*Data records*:

______

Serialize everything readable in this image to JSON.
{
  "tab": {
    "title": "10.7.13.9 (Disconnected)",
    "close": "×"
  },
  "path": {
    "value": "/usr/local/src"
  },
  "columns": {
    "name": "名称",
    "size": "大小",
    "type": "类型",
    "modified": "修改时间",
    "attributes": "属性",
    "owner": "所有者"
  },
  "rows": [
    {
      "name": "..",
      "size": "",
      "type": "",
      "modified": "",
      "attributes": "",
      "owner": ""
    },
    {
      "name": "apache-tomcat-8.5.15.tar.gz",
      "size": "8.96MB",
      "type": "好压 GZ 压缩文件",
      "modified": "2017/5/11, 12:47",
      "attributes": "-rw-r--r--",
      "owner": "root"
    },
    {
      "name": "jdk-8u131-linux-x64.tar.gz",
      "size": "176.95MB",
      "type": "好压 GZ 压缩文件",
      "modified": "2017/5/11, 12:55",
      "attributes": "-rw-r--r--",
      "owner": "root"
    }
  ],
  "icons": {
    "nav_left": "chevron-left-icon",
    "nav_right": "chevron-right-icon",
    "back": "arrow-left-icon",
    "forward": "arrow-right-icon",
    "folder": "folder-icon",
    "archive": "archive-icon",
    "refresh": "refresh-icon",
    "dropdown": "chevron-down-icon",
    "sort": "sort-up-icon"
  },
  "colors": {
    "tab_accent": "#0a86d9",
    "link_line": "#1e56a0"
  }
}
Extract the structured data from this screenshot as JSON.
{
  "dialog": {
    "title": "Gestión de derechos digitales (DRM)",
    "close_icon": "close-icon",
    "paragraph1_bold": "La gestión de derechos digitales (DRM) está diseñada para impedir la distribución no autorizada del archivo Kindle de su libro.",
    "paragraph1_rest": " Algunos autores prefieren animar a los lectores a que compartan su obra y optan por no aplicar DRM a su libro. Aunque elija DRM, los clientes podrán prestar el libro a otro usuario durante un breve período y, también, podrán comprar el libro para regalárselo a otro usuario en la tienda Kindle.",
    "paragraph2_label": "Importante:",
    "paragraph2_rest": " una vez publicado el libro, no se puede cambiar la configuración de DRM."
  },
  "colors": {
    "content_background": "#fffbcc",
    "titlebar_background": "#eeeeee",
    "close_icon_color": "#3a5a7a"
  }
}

______

*SHORT PROBLEM*: Select, from the listing, all lines that include the word "arrow".

*RESPONSE FOR THIS EXERCISE*:
    "back": "arrow-left-icon",
    "forward": "arrow-right-icon",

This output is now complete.